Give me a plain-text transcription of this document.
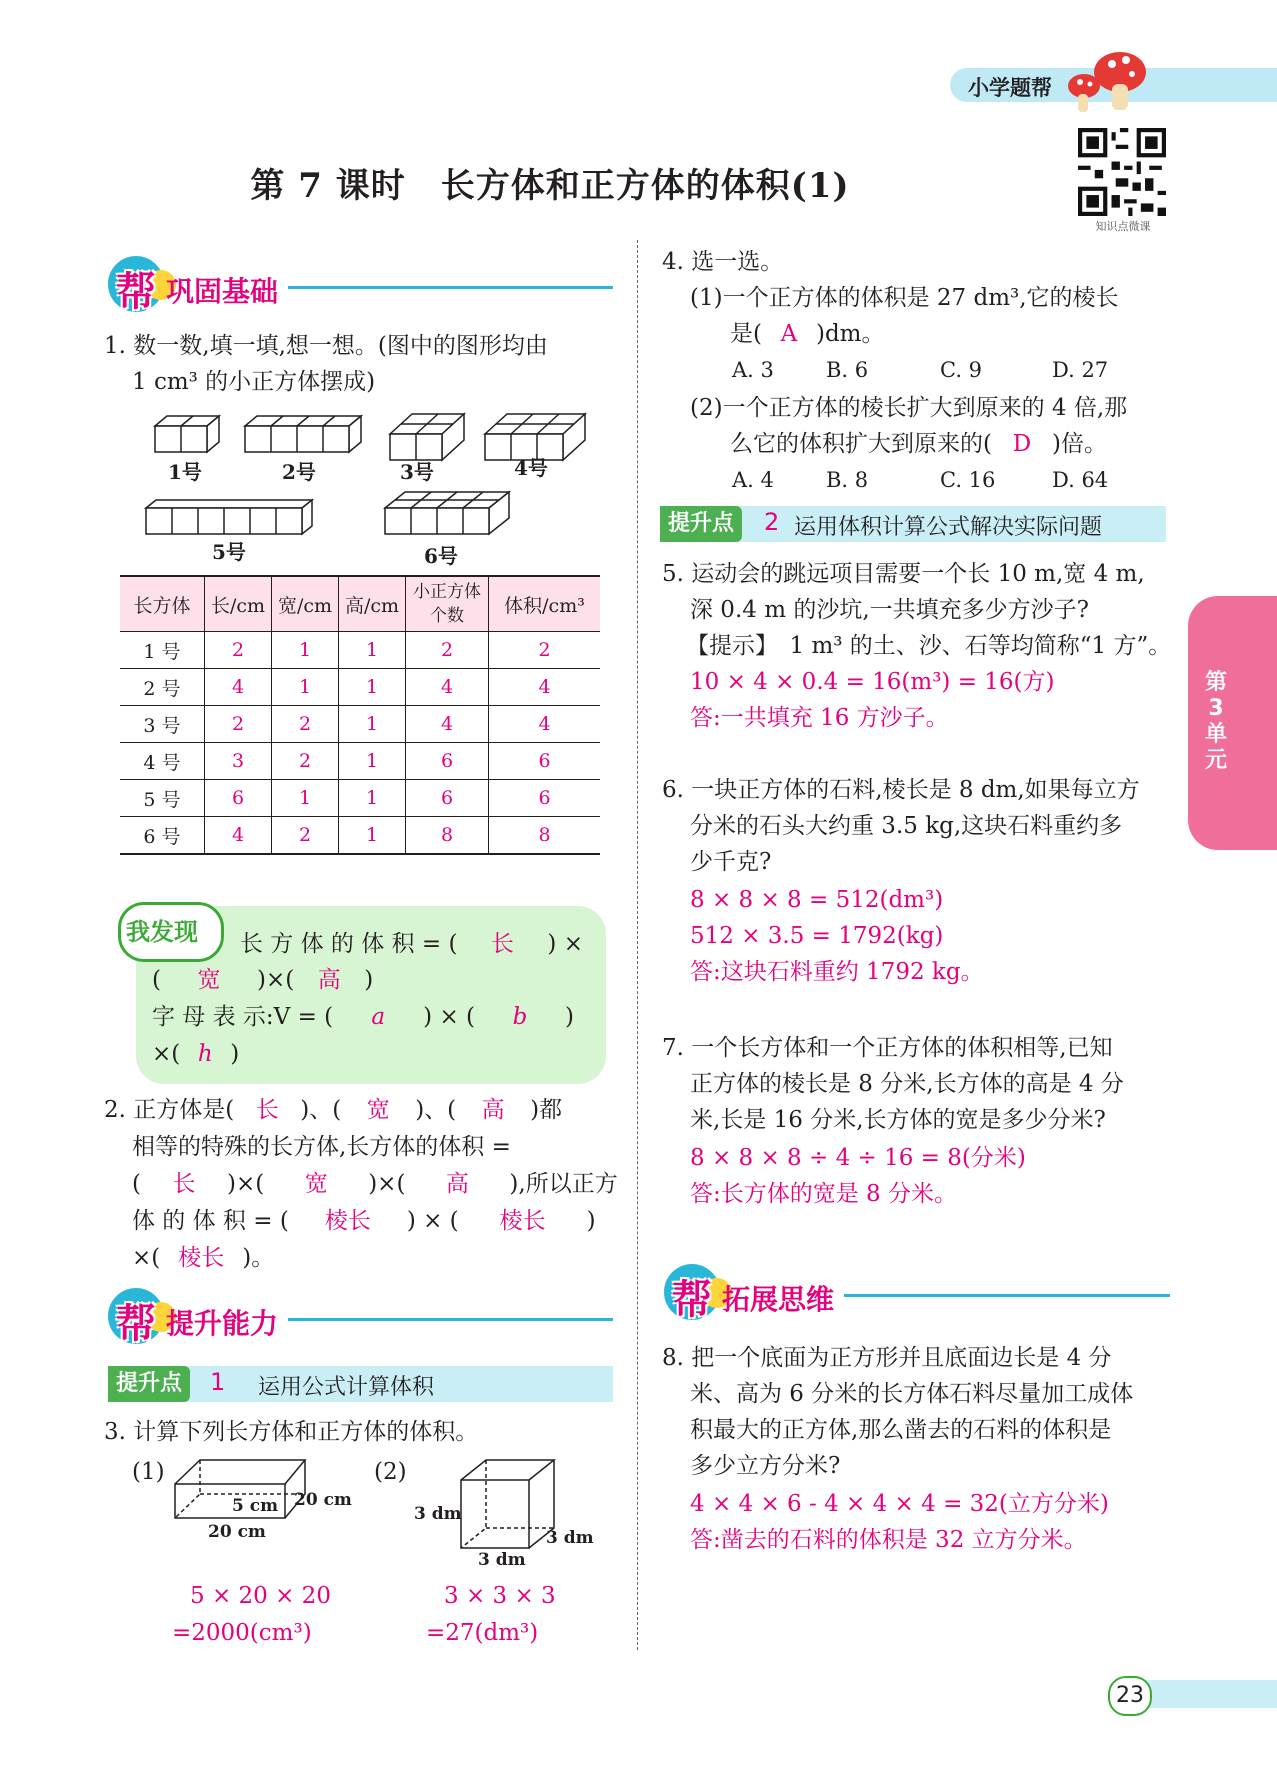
小学题帮
第 7 课时　长方体和正方体的体积(1)
知识点微课
帮 巩固基础
1. 数一数,填一填,想一想。(图中的图形均由
1 cm³ 的小正方体摆成)
1号	2号	3号	4号
5号	6号
长方体	长/cm	宽/cm	高/cm	小正方体个数	体积/cm³
1 号	2	1	1	2	2
2 号	4	1	1	4	4
3 号	2	2	1	4	4
4 号	3	2	1	6	6
5 号	6	1	1	6	6
6 号	4	2	1	8	8
我发现 长 方 体 的 体 积 = ( 长 ) ×
( 宽 )×( 高 )
字 母 表 示:V = ( a ) × ( b )
×( h )
2. 正方体是( 长 )、( 宽 )、( 高 )都
相等的特殊的长方体,长方体的体积 =
( 长 )×( 宽 )×( 高 ),所以正方
体 的 体 积 = ( 棱长 ) × ( 棱长 )
×( 棱长 )。
帮 提升能力
提升点	1 运用公式计算体积
3. 计算下列长方体和正方体的体积。
(1)	(2)
5 cm 20 cm
20 cm
3 dm
3 dm
3 dm
5 × 20 × 20
=2000(cm³)
3 × 3 × 3
=27(dm³)
4. 选一选。
(1)一个正方体的体积是 27 dm³,它的棱长
是( A )dm。
A. 3 B. 6	C. 9	D. 27
(2)一个正方体的棱长扩大到原来的 4 倍,那
么它的体积扩大到原来的( D )倍。
A. 4 B. 8	C. 16	D. 64
提升点	2 运用体积计算公式解决实际问题
5. 运动会的跳远项目需要一个长 10 m,宽 4 m,
深 0.4 m 的沙坑,一共填充多少方沙子?
【提示】　1 m³ 的土、沙、石等均简称“1 方”。
10 × 4 × 0.4 = 16(m³) = 16(方)
答:一共填充 16 方沙子。
6. 一块正方体的石料,棱长是 8 dm,如果每立方
分米的石头大约重 3.5 kg,这块石料重约多
少千克?
8 × 8 × 8 = 512(dm³)
512 × 3.5 = 1792(kg)
答:这块石料重约 1792 kg。
7. 一个长方体和一个正方体的体积相等,已知
正方体的棱长是 8 分米,长方体的高是 4 分
米,长是 16 分米,长方体的宽是多少分米?
8 × 8 × 8 ÷ 4 ÷ 16 = 8(分米)
答:长方体的宽是 8 分米。
帮 拓展思维
8. 把一个底面为正方形并且底面边长是 4 分
米、高为 6 分米的长方体石料尽量加工成体
积最大的正方体,那么凿去的石料的体积是
多少立方分米?
4 × 4 × 6 - 4 × 4 × 4 = 32(立方分米)
答:凿去的石料的体积是 32 立方分米。
第
3
单
元
23
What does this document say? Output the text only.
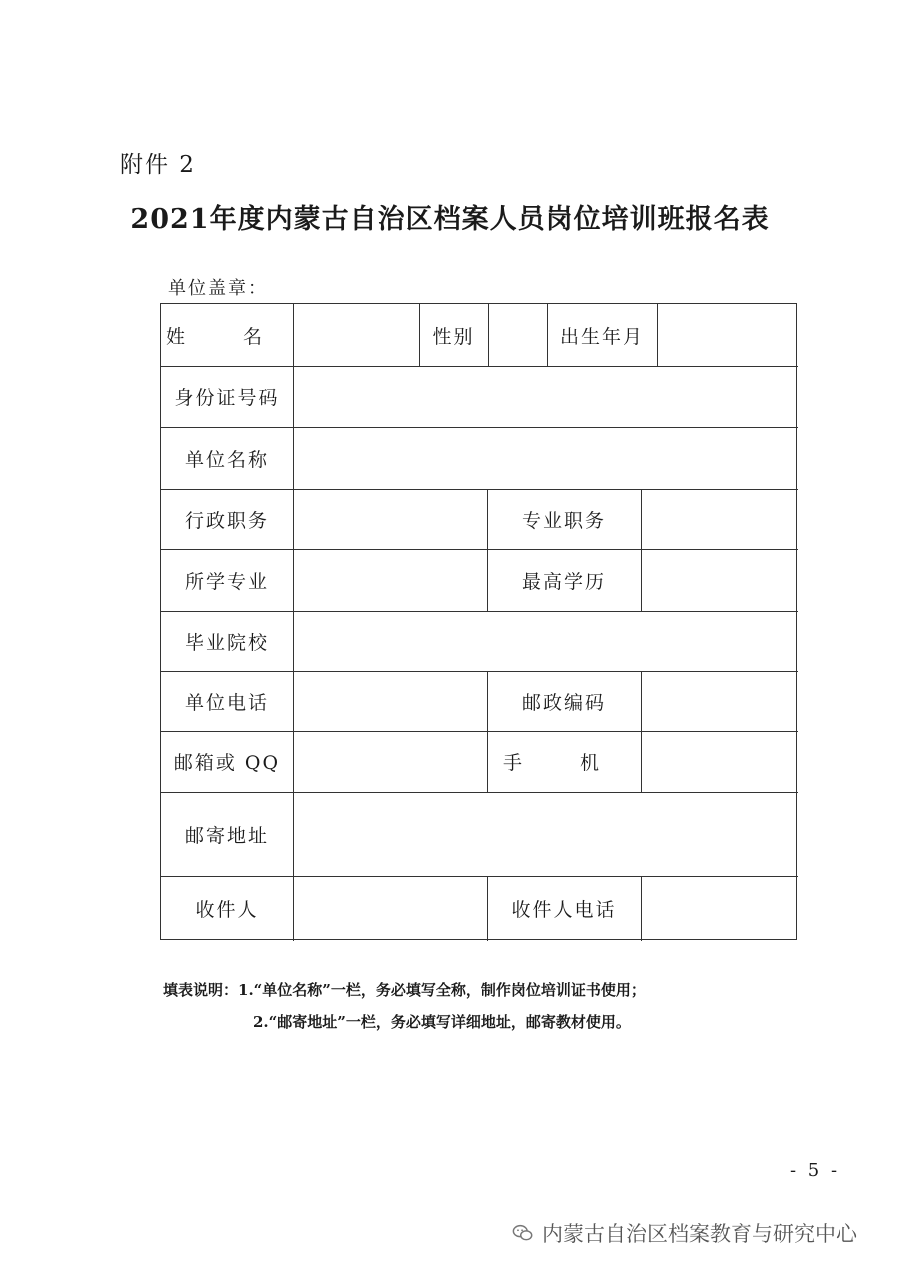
附件 2
2021年度内蒙古自治区档案人员岗位培训班报名表
单位盖章：
姓 名	性别	出生年月
身份证号码
单位名称
行政职务	专业职务
所学专业	最高学历
毕业院校
单位电话	邮政编码
邮箱或 QQ	手 机
邮寄地址
收件人	收件人电话
填表说明：1.“单位名称”一栏，务必填写全称，制作岗位培训证书使用；
2.“邮寄地址”一栏，务必填写详细地址，邮寄教材使用。
- 5 -
内蒙古自治区档案教育与研究中心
*****
Write the listing above out again exactly, dropping each image.

#### The solution:
Give me a plain-text transcription of this document.
小学题帮
第 7 课时　长方体和正方体的体积(1)
知识点微课
帮 巩固基础
1. 数一数,填一填,想一想。(图中的图形均由
1 cm³ 的小正方体摆成)
1号	2号	3号	4号
5号	6号
长方体	长/cm	宽/cm	高/cm	小正方体个数	体积/cm³
1 号	2	1	1	2	2
2 号	4	1	1	4	4
3 号	2	2	1	4	4
4 号	3	2	1	6	6
5 号	6	1	1	6	6
6 号	4	2	1	8	8
我发现 长 方 体 的 体 积 = ( 长 ) ×
( 宽 )×( 高 )
字 母 表 示:V = ( a ) × ( b )
×( h )
2. 正方体是( 长 )、( 宽 )、( 高 )都
相等的特殊的长方体,长方体的体积 =
( 长 )×( 宽 )×( 高 ),所以正方
体 的 体 积 = ( 棱长 ) × ( 棱长 )
×( 棱长 )。
帮 提升能力
提升点	1 运用公式计算体积
3. 计算下列长方体和正方体的体积。
(1)	(2)
5 cm 20 cm
20 cm
3 dm
3 dm
3 dm
5 × 20 × 20
=2000(cm³)
3 × 3 × 3
=27(dm³)
4. 选一选。
(1)一个正方体的体积是 27 dm³,它的棱长
是( A )dm。
A. 3 B. 6	C. 9	D. 27
(2)一个正方体的棱长扩大到原来的 4 倍,那
么它的体积扩大到原来的( D )倍。
A. 4 B. 8	C. 16	D. 64
提升点	2 运用体积计算公式解决实际问题
5. 运动会的跳远项目需要一个长 10 m,宽 4 m,
深 0.4 m 的沙坑,一共填充多少方沙子?
【提示】　1 m³ 的土、沙、石等均简称“1 方”。
10 × 4 × 0.4 = 16(m³) = 16(方)
答:一共填充 16 方沙子。
6. 一块正方体的石料,棱长是 8 dm,如果每立方
分米的石头大约重 3.5 kg,这块石料重约多
少千克?
8 × 8 × 8 = 512(dm³)
512 × 3.5 = 1792(kg)
答:这块石料重约 1792 kg。
7. 一个长方体和一个正方体的体积相等,已知
正方体的棱长是 8 分米,长方体的高是 4 分
米,长是 16 分米,长方体的宽是多少分米?
8 × 8 × 8 ÷ 4 ÷ 16 = 8(分米)
答:长方体的宽是 8 分米。
帮 拓展思维
8. 把一个底面为正方形并且底面边长是 4 分
米、高为 6 分米的长方体石料尽量加工成体
积最大的正方体,那么凿去的石料的体积是
多少立方分米?
4 × 4 × 6 - 4 × 4 × 4 = 32(立方分米)
答:凿去的石料的体积是 32 立方分米。
第
3
单
元
23
What does this document say? Output the text only.
附件 2
2021年度内蒙古自治区档案人员岗位培训班报名表
单位盖章：
姓 名	性别	出生年月
身份证号码
单位名称
行政职务	专业职务
所学专业	最高学历
毕业院校
单位电话	邮政编码
邮箱或 QQ	手 机
邮寄地址
收件人	收件人电话
填表说明：1.“单位名称”一栏，务必填写全称，制作岗位培训证书使用；
2.“邮寄地址”一栏，务必填写详细地址，邮寄教材使用。
- 5 -
内蒙古自治区档案教育与研究中心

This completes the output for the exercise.